# WRITTEN REQUEST
Copy each line holding the string "Clemente".

# DATA RECORDS

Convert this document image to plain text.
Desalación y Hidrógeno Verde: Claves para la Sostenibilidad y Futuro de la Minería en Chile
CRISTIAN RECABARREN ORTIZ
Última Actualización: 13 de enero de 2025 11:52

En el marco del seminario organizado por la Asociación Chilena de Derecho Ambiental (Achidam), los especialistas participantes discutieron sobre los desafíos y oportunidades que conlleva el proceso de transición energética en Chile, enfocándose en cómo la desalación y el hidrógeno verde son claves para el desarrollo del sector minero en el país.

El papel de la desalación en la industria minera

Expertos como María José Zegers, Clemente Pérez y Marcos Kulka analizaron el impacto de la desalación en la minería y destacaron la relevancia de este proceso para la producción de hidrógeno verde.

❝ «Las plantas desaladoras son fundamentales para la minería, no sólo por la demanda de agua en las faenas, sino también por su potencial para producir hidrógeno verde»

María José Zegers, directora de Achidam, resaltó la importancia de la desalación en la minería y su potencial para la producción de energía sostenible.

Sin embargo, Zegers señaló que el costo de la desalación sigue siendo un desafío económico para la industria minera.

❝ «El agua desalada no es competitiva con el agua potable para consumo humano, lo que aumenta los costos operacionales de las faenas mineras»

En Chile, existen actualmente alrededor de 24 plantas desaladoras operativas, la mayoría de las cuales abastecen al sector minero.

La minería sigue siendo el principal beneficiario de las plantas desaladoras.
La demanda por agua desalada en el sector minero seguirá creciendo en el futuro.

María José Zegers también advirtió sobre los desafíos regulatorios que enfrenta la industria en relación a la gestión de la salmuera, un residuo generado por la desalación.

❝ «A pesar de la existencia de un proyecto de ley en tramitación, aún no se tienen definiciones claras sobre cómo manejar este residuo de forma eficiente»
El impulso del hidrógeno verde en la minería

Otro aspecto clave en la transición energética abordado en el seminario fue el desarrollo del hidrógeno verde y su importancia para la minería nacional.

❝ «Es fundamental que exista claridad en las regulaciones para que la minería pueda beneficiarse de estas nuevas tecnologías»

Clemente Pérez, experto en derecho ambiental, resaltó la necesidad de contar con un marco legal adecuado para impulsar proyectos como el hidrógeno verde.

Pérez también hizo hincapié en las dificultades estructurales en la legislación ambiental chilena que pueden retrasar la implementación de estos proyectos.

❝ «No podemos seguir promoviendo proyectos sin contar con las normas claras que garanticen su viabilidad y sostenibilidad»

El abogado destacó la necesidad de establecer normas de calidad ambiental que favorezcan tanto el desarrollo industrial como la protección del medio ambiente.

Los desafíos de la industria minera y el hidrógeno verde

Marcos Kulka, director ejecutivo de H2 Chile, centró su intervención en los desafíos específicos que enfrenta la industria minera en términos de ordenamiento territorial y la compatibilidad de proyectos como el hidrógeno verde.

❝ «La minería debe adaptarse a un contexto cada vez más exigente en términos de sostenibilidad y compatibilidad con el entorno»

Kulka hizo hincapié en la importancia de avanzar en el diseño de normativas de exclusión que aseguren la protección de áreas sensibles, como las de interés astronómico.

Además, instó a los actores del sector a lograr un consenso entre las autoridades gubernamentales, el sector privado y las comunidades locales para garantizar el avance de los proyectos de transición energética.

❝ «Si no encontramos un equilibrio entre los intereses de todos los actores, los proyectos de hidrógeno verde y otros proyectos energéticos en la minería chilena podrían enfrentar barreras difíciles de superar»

# WRITTEN RESPONSE
Expertos como María José Zegers, Clemente Pérez y Marcos Kulka analizaron el impacto de la desalación en la minería y destacaron la relevancia de este proceso para la producción de hidrógeno verde.
Clemente Pérez, experto en derecho ambiental, resaltó la necesidad de contar con un marco legal adecuado para impulsar proyectos como el hidrógeno verde.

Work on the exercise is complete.